Task instructions: Every line below that contains "hanc" is to be copied.

Data supplied:
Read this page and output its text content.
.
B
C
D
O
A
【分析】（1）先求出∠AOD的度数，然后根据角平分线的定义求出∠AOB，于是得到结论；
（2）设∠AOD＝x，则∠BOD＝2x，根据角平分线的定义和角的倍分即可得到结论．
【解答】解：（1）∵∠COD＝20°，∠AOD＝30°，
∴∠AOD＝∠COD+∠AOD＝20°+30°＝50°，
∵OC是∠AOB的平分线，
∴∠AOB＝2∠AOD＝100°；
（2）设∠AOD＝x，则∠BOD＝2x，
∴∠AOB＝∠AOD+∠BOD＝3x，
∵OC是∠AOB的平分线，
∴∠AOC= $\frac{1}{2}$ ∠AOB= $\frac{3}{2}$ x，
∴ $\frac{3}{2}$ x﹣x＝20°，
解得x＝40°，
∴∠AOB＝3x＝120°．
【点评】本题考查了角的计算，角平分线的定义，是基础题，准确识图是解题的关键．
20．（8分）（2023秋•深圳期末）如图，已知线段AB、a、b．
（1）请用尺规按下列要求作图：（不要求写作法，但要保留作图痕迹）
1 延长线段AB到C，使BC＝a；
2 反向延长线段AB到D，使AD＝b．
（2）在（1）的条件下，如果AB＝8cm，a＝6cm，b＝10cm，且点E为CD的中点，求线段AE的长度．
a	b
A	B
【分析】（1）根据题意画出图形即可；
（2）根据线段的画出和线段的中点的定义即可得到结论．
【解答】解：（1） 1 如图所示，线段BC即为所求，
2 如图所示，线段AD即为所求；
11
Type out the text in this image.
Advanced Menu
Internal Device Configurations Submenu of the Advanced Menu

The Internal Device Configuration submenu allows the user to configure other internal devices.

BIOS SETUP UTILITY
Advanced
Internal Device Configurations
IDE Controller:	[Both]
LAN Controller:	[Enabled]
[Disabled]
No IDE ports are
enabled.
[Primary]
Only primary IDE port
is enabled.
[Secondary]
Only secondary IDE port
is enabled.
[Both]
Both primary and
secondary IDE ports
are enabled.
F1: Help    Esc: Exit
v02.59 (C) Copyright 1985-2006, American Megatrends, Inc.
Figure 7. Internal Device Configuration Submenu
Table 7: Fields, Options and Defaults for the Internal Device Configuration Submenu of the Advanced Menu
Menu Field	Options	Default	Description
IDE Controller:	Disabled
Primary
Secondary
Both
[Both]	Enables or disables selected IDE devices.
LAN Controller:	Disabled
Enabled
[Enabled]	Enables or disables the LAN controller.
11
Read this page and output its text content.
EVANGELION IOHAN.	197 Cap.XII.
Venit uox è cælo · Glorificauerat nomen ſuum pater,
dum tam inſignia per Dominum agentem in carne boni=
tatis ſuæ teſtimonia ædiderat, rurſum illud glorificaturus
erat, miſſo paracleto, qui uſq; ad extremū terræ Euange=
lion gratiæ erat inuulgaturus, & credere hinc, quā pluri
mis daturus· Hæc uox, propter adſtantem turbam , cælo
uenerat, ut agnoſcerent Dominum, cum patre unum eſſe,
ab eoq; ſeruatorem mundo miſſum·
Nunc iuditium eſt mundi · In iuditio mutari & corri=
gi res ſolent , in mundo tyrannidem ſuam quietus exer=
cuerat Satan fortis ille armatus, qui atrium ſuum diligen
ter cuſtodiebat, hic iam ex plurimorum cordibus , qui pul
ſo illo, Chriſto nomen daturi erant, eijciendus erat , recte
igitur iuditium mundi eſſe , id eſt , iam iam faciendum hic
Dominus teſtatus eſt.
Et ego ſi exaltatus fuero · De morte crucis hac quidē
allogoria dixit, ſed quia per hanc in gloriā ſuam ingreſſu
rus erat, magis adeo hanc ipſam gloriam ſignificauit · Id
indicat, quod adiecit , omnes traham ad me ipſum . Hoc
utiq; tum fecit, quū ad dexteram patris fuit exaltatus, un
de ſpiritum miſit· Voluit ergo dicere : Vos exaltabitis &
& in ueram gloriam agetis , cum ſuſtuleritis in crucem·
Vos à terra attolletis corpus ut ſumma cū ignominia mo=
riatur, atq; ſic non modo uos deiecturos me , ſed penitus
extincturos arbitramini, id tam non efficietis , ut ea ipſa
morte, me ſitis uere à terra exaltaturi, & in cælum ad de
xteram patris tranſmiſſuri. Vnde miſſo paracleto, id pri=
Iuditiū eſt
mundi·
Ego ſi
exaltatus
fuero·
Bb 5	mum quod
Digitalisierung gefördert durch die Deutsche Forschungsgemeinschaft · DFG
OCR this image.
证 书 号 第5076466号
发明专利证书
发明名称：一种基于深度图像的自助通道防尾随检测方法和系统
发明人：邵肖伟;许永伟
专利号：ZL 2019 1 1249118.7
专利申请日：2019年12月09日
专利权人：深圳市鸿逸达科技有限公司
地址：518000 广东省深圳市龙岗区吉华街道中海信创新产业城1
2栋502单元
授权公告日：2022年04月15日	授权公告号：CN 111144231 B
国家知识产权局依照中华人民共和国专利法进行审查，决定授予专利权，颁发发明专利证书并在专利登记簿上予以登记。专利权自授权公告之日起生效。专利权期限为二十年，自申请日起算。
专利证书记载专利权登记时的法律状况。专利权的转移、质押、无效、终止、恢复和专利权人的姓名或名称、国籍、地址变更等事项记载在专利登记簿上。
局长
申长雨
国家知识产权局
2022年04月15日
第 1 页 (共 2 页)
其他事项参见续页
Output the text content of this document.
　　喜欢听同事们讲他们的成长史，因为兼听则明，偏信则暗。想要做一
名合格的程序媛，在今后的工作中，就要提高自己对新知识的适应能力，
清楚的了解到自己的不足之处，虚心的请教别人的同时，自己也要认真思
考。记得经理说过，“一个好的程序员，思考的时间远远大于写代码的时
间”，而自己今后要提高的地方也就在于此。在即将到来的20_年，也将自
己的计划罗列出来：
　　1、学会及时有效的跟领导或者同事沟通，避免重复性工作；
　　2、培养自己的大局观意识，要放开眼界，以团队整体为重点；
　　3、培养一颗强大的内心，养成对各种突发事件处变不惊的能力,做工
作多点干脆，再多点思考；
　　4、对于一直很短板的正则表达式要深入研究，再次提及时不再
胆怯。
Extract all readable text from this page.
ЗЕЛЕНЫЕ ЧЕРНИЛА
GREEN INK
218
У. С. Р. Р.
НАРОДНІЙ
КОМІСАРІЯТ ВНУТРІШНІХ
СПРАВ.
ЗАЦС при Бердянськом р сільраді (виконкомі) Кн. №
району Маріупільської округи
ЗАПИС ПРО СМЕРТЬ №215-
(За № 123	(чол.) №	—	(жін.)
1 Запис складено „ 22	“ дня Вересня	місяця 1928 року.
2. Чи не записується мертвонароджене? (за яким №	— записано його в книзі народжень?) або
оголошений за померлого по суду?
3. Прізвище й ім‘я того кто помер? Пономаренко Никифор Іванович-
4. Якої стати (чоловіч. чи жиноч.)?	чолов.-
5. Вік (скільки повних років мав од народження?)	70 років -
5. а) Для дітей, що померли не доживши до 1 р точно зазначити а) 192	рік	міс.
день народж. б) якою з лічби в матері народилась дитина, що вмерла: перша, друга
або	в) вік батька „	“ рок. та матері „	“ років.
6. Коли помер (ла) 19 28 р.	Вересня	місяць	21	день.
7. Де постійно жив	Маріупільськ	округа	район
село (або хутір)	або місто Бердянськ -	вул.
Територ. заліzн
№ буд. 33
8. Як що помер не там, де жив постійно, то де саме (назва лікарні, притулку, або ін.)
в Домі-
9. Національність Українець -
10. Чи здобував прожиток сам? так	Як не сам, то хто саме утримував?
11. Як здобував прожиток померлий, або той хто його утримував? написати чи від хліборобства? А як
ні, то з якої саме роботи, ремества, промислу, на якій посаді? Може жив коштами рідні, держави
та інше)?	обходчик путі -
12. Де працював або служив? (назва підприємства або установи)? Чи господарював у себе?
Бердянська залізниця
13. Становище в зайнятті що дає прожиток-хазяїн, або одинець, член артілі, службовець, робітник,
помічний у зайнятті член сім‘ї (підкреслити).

Solution for this exercise:
allogoria dixit, ſed quia per hanc in gloriā ſuam ingreſſu
rus erat, magis adeo hanc ipſam gloriam ſignificauit · Id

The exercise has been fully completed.